◆ Your objective:
Within the data below, state how many lines contain the string "icon". Provide the number only.

◆ Available data:
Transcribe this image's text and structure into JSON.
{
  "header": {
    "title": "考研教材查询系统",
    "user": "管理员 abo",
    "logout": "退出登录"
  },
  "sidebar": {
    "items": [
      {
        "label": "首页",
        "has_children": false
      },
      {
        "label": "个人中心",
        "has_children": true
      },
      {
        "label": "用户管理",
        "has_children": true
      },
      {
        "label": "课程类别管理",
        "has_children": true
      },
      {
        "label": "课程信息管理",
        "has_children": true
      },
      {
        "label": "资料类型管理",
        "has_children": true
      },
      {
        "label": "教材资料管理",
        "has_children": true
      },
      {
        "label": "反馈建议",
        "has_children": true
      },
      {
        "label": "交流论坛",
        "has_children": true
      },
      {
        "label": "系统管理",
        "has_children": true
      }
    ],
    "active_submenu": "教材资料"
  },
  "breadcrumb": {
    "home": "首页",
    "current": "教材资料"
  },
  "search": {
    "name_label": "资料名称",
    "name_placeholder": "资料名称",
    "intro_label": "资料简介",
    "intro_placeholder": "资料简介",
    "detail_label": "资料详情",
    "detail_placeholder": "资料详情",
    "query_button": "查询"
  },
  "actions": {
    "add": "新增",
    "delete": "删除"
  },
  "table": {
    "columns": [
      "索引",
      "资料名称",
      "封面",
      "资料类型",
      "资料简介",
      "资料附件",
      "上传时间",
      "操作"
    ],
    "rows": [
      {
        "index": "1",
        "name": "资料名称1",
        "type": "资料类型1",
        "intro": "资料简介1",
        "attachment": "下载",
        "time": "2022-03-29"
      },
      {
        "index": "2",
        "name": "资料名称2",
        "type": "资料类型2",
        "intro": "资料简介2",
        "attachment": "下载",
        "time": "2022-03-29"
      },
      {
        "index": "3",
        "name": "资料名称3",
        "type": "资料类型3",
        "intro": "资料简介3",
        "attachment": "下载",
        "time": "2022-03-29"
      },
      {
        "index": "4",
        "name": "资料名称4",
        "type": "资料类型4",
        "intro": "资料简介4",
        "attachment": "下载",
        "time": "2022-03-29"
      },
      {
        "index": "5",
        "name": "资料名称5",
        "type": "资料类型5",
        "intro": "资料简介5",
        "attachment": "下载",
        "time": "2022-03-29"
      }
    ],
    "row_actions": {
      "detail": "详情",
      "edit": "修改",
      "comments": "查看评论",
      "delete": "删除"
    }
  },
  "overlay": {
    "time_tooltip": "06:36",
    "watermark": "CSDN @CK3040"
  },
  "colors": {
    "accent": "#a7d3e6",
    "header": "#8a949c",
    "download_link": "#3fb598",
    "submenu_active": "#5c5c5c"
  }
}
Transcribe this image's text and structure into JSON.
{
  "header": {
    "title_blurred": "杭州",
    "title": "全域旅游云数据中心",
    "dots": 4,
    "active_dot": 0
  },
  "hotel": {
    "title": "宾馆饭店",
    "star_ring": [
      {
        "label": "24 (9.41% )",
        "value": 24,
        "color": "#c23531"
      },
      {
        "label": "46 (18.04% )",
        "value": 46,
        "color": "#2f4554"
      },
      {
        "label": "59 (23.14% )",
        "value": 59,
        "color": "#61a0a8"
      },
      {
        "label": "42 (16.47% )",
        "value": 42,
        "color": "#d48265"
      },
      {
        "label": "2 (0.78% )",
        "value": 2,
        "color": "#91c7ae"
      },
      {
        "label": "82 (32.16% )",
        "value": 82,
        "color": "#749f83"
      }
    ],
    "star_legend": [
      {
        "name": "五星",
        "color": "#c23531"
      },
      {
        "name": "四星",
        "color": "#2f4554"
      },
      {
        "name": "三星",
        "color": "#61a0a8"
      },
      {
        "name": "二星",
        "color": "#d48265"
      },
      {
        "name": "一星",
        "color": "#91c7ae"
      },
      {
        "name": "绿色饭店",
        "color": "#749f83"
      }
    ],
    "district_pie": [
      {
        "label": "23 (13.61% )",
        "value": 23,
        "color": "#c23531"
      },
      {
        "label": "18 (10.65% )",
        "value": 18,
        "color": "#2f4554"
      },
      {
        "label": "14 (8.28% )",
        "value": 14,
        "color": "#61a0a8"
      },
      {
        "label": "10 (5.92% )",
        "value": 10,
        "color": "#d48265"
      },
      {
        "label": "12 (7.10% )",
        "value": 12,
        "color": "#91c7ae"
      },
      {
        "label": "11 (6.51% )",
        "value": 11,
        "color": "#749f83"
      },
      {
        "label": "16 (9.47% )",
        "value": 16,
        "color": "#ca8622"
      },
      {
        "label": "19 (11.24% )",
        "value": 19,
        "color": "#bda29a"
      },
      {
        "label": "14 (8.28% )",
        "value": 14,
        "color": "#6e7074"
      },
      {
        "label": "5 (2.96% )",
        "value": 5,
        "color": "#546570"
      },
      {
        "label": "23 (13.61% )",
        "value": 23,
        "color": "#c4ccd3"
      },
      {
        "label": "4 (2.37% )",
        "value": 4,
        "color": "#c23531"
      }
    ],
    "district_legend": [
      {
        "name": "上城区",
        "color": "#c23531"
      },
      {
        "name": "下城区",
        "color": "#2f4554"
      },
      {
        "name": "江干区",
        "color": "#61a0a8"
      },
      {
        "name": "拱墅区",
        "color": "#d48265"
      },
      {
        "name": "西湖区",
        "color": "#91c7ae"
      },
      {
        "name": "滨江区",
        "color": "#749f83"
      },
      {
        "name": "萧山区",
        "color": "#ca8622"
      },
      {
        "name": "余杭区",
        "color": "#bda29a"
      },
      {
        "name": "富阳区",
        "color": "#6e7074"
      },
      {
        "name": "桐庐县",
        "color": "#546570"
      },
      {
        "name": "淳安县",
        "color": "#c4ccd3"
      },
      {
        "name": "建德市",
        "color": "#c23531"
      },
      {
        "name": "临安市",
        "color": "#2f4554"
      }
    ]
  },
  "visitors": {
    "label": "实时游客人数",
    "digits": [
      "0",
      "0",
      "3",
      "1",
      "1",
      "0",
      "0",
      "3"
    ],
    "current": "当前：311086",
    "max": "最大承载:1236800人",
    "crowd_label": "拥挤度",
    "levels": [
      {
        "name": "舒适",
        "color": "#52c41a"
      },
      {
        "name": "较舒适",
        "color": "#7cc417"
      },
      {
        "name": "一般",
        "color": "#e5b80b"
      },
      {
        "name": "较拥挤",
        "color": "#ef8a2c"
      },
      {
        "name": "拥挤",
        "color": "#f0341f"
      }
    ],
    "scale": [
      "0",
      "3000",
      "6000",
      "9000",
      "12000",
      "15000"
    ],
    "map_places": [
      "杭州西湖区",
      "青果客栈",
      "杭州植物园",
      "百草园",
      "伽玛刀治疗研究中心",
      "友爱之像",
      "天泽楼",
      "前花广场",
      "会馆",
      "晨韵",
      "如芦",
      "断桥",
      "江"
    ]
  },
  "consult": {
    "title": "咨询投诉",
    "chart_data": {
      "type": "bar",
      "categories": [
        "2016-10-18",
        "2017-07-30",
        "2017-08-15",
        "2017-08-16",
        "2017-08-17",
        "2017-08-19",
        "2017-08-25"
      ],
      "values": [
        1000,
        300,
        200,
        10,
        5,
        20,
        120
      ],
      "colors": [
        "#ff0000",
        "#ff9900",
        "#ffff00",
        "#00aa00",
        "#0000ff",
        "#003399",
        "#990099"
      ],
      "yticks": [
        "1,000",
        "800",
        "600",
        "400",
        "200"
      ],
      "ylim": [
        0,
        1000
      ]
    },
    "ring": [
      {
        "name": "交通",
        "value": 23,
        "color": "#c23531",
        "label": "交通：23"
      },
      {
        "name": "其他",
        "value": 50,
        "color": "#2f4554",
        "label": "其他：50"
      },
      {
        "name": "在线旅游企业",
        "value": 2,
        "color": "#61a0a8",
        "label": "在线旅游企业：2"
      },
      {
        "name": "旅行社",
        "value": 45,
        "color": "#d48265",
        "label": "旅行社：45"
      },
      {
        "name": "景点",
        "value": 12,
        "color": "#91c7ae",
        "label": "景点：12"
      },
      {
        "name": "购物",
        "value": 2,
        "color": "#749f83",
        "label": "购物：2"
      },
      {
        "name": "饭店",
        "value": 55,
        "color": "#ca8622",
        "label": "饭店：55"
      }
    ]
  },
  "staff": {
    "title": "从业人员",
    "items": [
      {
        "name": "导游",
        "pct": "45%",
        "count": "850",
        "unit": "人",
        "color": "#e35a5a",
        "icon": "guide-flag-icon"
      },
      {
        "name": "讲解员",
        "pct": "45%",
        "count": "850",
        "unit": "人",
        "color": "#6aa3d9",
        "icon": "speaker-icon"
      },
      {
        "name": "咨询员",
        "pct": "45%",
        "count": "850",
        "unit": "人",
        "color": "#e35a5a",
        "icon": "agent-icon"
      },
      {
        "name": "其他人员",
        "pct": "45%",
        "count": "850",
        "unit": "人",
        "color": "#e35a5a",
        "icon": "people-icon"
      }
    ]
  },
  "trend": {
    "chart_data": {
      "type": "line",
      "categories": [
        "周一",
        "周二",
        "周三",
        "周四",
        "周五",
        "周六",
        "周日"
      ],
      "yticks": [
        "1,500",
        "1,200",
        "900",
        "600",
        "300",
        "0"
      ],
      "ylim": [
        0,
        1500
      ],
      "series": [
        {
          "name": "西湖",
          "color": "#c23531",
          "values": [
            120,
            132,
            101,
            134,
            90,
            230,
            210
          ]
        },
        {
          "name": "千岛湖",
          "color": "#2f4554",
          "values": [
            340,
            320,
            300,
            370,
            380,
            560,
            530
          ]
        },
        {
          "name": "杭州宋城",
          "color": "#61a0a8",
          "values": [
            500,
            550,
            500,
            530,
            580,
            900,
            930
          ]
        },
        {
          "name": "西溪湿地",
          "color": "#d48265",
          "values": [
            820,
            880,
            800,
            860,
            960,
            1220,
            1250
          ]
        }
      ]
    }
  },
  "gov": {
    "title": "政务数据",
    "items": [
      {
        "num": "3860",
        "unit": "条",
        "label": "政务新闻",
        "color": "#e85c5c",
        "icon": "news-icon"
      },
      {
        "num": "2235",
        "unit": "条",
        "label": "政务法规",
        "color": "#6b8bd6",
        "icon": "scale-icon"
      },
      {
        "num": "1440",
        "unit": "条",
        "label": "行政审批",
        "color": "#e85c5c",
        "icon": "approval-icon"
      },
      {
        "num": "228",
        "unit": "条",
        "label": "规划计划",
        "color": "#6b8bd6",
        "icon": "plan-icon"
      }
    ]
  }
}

◆ The output:
8